▸ **SHORT PROBLEM**
Transcribe the lines below verbatim, skipping the images.

— start EXTRACTED DATA —

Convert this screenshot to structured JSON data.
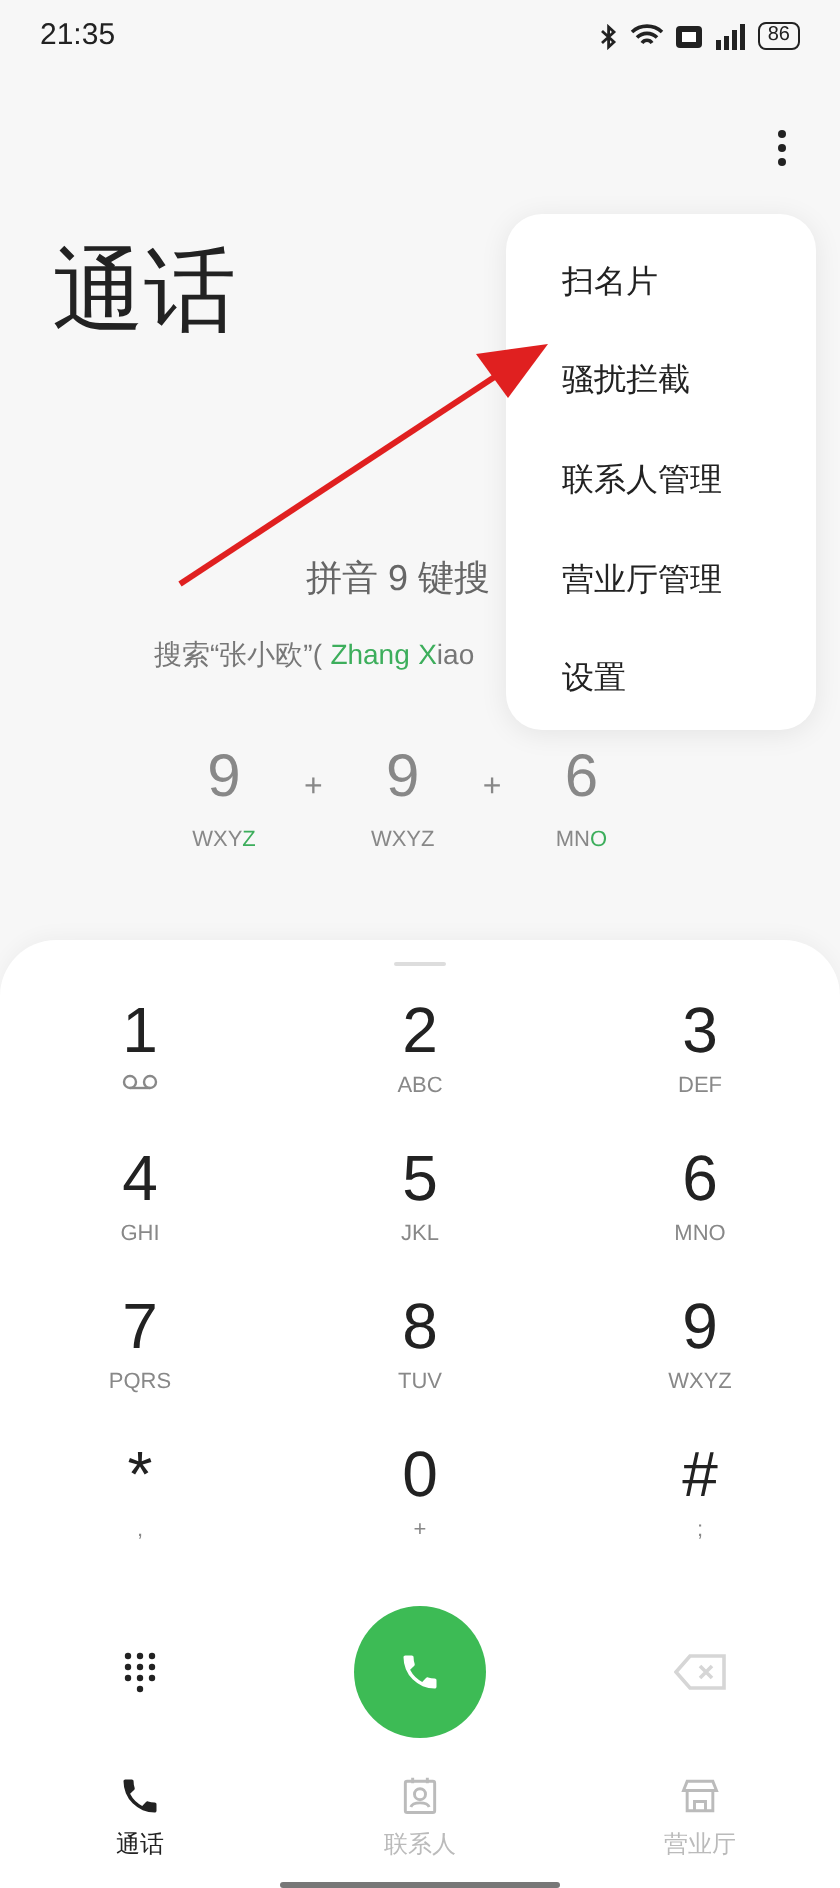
{
  "status_bar": {
    "time": "21:35",
    "battery": "86"
  },
  "title": "通话",
  "hint": "拼音 9 键搜",
  "example": [
    {
      "text": "搜索“张小欧”(",
      "highlight": false
    },
    {
      "text": "Zhang",
      "highlight": true,
      "gap": true
    },
    {
      "text": "X",
      "highlight": true,
      "gap": true
    },
    {
      "text": "iao",
      "highlight": false,
      "gap": false
    }
  ],
  "example_keys": [
    {
      "digit": "9",
      "letters": [
        {
          "text": "WXY",
          "highlight": false
        },
        {
          "text": "Z",
          "highlight": true
        }
      ]
    },
    {
      "digit": "9",
      "separator": "+",
      "letters": [
        {
          "text": "WXYZ",
          "highlight": false
        }
      ]
    },
    {
      "digit": "6",
      "separator": "+",
      "letters": [
        {
          "text": "MN",
          "highlight": false
        },
        {
          "text": "O",
          "highlight": true
        }
      ]
    }
  ],
  "menu": [
    "扫名片",
    "骚扰拦截",
    "联系人管理",
    "营业厅管理",
    "设置"
  ],
  "keys": [
    {
      "digit": "1",
      "kind": "voicemail"
    },
    {
      "digit": "2",
      "sub": "ABC",
      "kind": "text"
    },
    {
      "digit": "3",
      "sub": "DEF",
      "kind": "text"
    },
    {
      "digit": "4",
      "sub": "GHI",
      "kind": "text"
    },
    {
      "digit": "5",
      "sub": "JKL",
      "kind": "text"
    },
    {
      "digit": "6",
      "sub": "MNO",
      "kind": "text"
    },
    {
      "digit": "7",
      "sub": "PQRS",
      "kind": "text"
    },
    {
      "digit": "8",
      "sub": "TUV",
      "kind": "text"
    },
    {
      "digit": "9",
      "sub": "WXYZ",
      "kind": "text"
    },
    {
      "digit": "*",
      "sub": ",",
      "kind": "text"
    },
    {
      "digit": "0",
      "sub": "+",
      "kind": "text"
    },
    {
      "digit": "#",
      "sub": ";",
      "kind": "text"
    }
  ],
  "backspace": {
    "disabled": true
  },
  "tabs": [
    {
      "label": "通话",
      "selected": true,
      "kind": "phone"
    },
    {
      "label": "联系人",
      "selected": false,
      "kind": "contacts"
    },
    {
      "label": "营业厅",
      "selected": false,
      "kind": "store"
    }
  ]
}
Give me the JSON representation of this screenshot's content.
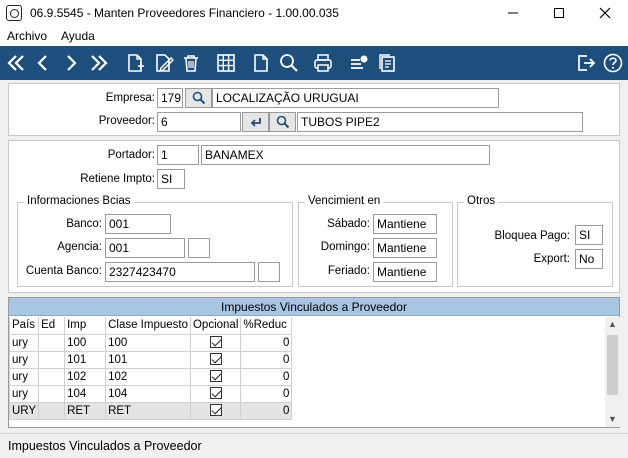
{
  "window": {
    "title": "06.9.5545 - Manten Proveedores Financiero - 1.00.00.035"
  },
  "menu": {
    "items": [
      "Archivo",
      "Ayuda"
    ]
  },
  "colors": {
    "toolbar": "#1e4e7c",
    "grid_header": "#a8c5e1"
  },
  "toolbar": {
    "icons": [
      "first-icon",
      "previous-icon",
      "next-icon",
      "last-icon",
      "new-record-icon",
      "edit-icon",
      "delete-icon",
      "grid-icon",
      "document-icon",
      "search-icon",
      "print-icon",
      "settings-list-icon",
      "copy-icon",
      "exit-icon",
      "help-icon"
    ]
  },
  "header": {
    "empresa_label": "Empresa:",
    "empresa_code": "179",
    "empresa_name": "LOCALIZAÇÃO URUGUAI",
    "proveedor_label": "Proveedor:",
    "proveedor_code": "6",
    "proveedor_name": "TUBOS PIPE2"
  },
  "details": {
    "portador_label": "Portador:",
    "portador_code": "1",
    "portador_name": "BANAMEX",
    "retiene_label": "Retiene Impto:",
    "retiene_value": "SI"
  },
  "bancos": {
    "title": "Informaciones Bcias",
    "banco_label": "Banco:",
    "banco_value": "001",
    "agencia_label": "Agencia:",
    "agencia_value": "001",
    "agencia_dv": "",
    "cuenta_label": "Cuenta Banco:",
    "cuenta_value": "2327423470",
    "cuenta_dv": ""
  },
  "vencimiento": {
    "title": "Vencimient en",
    "sabado_label": "Sábado:",
    "sabado_value": "Mantiene",
    "domingo_label": "Domingo:",
    "domingo_value": "Mantiene",
    "feriado_label": "Feriado:",
    "feriado_value": "Mantiene"
  },
  "otros": {
    "title": "Otros",
    "bloquea_label": "Bloquea Pago:",
    "bloquea_value": "SI",
    "export_label": "Export:",
    "export_value": "No"
  },
  "grid": {
    "title": "Impuestos Vinculados a Proveedor",
    "columns": [
      "País",
      "Ed",
      "Imp",
      "Clase Impuesto",
      "Opcional",
      "%Reduc"
    ],
    "rows": [
      {
        "pais": "ury",
        "ed": "",
        "imp": "100",
        "clase": "100",
        "opcional": true,
        "reduc": "0"
      },
      {
        "pais": "ury",
        "ed": "",
        "imp": "101",
        "clase": "101",
        "opcional": true,
        "reduc": "0"
      },
      {
        "pais": "ury",
        "ed": "",
        "imp": "102",
        "clase": "102",
        "opcional": true,
        "reduc": "0"
      },
      {
        "pais": "ury",
        "ed": "",
        "imp": "104",
        "clase": "104",
        "opcional": true,
        "reduc": "0"
      },
      {
        "pais": "URY",
        "ed": "",
        "imp": "RET",
        "clase": "RET",
        "opcional": true,
        "reduc": "0"
      }
    ]
  },
  "status": {
    "text": "Impuestos Vinculados a Proveedor"
  }
}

— end EXTRACTED DATA —

▸ **COMPLETE OUTPUT**
Convert this screenshot to structured JSON data.
{
  "status_bar": {
    "time": "21:35",
    "battery": "86"
  },
  "title": "通话",
  "hint": "拼音 9 键搜",
  "example": [
    {
      "text": "搜索“张小欧”(",
      "highlight": false
    },
    {
      "text": "Zhang",
      "highlight": true,
      "gap": true
    },
    {
      "text": "X",
      "highlight": true,
      "gap": true
    },
    {
      "text": "iao",
      "highlight": false,
      "gap": false
    }
  ],
  "example_keys": [
    {
      "digit": "9",
      "letters": [
        {
          "text": "WXY",
          "highlight": false
        },
        {
          "text": "Z",
          "highlight": true
        }
      ]
    },
    {
      "digit": "9",
      "separator": "+",
      "letters": [
        {
          "text": "WXYZ",
          "highlight": false
        }
      ]
    },
    {
      "digit": "6",
      "separator": "+",
      "letters": [
        {
          "text": "MN",
          "highlight": false
        },
        {
          "text": "O",
          "highlight": true
        }
      ]
    }
  ],
  "menu": [
    "扫名片",
    "骚扰拦截",
    "联系人管理",
    "营业厅管理",
    "设置"
  ],
  "keys": [
    {
      "digit": "1",
      "kind": "voicemail"
    },
    {
      "digit": "2",
      "sub": "ABC",
      "kind": "text"
    },
    {
      "digit": "3",
      "sub": "DEF",
      "kind": "text"
    },
    {
      "digit": "4",
      "sub": "GHI",
      "kind": "text"
    },
    {
      "digit": "5",
      "sub": "JKL",
      "kind": "text"
    },
    {
      "digit": "6",
      "sub": "MNO",
      "kind": "text"
    },
    {
      "digit": "7",
      "sub": "PQRS",
      "kind": "text"
    },
    {
      "digit": "8",
      "sub": "TUV",
      "kind": "text"
    },
    {
      "digit": "9",
      "sub": "WXYZ",
      "kind": "text"
    },
    {
      "digit": "*",
      "sub": ",",
      "kind": "text"
    },
    {
      "digit": "0",
      "sub": "+",
      "kind": "text"
    },
    {
      "digit": "#",
      "sub": ";",
      "kind": "text"
    }
  ],
  "backspace": {
    "disabled": true
  },
  "tabs": [
    {
      "label": "通话",
      "selected": true,
      "kind": "phone"
    },
    {
      "label": "联系人",
      "selected": false,
      "kind": "contacts"
    },
    {
      "label": "营业厅",
      "selected": false,
      "kind": "store"
    }
  ]
}
Give me the JSON representation of this screenshot's content.
{
  "window": {
    "title": "06.9.5545 - Manten Proveedores Financiero - 1.00.00.035"
  },
  "menu": {
    "items": [
      "Archivo",
      "Ayuda"
    ]
  },
  "colors": {
    "toolbar": "#1e4e7c",
    "grid_header": "#a8c5e1"
  },
  "toolbar": {
    "icons": [
      "first-icon",
      "previous-icon",
      "next-icon",
      "last-icon",
      "new-record-icon",
      "edit-icon",
      "delete-icon",
      "grid-icon",
      "document-icon",
      "search-icon",
      "print-icon",
      "settings-list-icon",
      "copy-icon",
      "exit-icon",
      "help-icon"
    ]
  },
  "header": {
    "empresa_label": "Empresa:",
    "empresa_code": "179",
    "empresa_name": "LOCALIZAÇÃO URUGUAI",
    "proveedor_label": "Proveedor:",
    "proveedor_code": "6",
    "proveedor_name": "TUBOS PIPE2"
  },
  "details": {
    "portador_label": "Portador:",
    "portador_code": "1",
    "portador_name": "BANAMEX",
    "retiene_label": "Retiene Impto:",
    "retiene_value": "SI"
  },
  "bancos": {
    "title": "Informaciones Bcias",
    "banco_label": "Banco:",
    "banco_value": "001",
    "agencia_label": "Agencia:",
    "agencia_value": "001",
    "agencia_dv": "",
    "cuenta_label": "Cuenta Banco:",
    "cuenta_value": "2327423470",
    "cuenta_dv": ""
  },
  "vencimiento": {
    "title": "Vencimient en",
    "sabado_label": "Sábado:",
    "sabado_value": "Mantiene",
    "domingo_label": "Domingo:",
    "domingo_value": "Mantiene",
    "feriado_label": "Feriado:",
    "feriado_value": "Mantiene"
  },
  "otros": {
    "title": "Otros",
    "bloquea_label": "Bloquea Pago:",
    "bloquea_value": "SI",
    "export_label": "Export:",
    "export_value": "No"
  },
  "grid": {
    "title": "Impuestos Vinculados a Proveedor",
    "columns": [
      "País",
      "Ed",
      "Imp",
      "Clase Impuesto",
      "Opcional",
      "%Reduc"
    ],
    "rows": [
      {
        "pais": "ury",
        "ed": "",
        "imp": "100",
        "clase": "100",
        "opcional": true,
        "reduc": "0"
      },
      {
        "pais": "ury",
        "ed": "",
        "imp": "101",
        "clase": "101",
        "opcional": true,
        "reduc": "0"
      },
      {
        "pais": "ury",
        "ed": "",
        "imp": "102",
        "clase": "102",
        "opcional": true,
        "reduc": "0"
      },
      {
        "pais": "ury",
        "ed": "",
        "imp": "104",
        "clase": "104",
        "opcional": true,
        "reduc": "0"
      },
      {
        "pais": "URY",
        "ed": "",
        "imp": "RET",
        "clase": "RET",
        "opcional": true,
        "reduc": "0"
      }
    ]
  },
  "status": {
    "text": "Impuestos Vinculados a Proveedor"
  }
}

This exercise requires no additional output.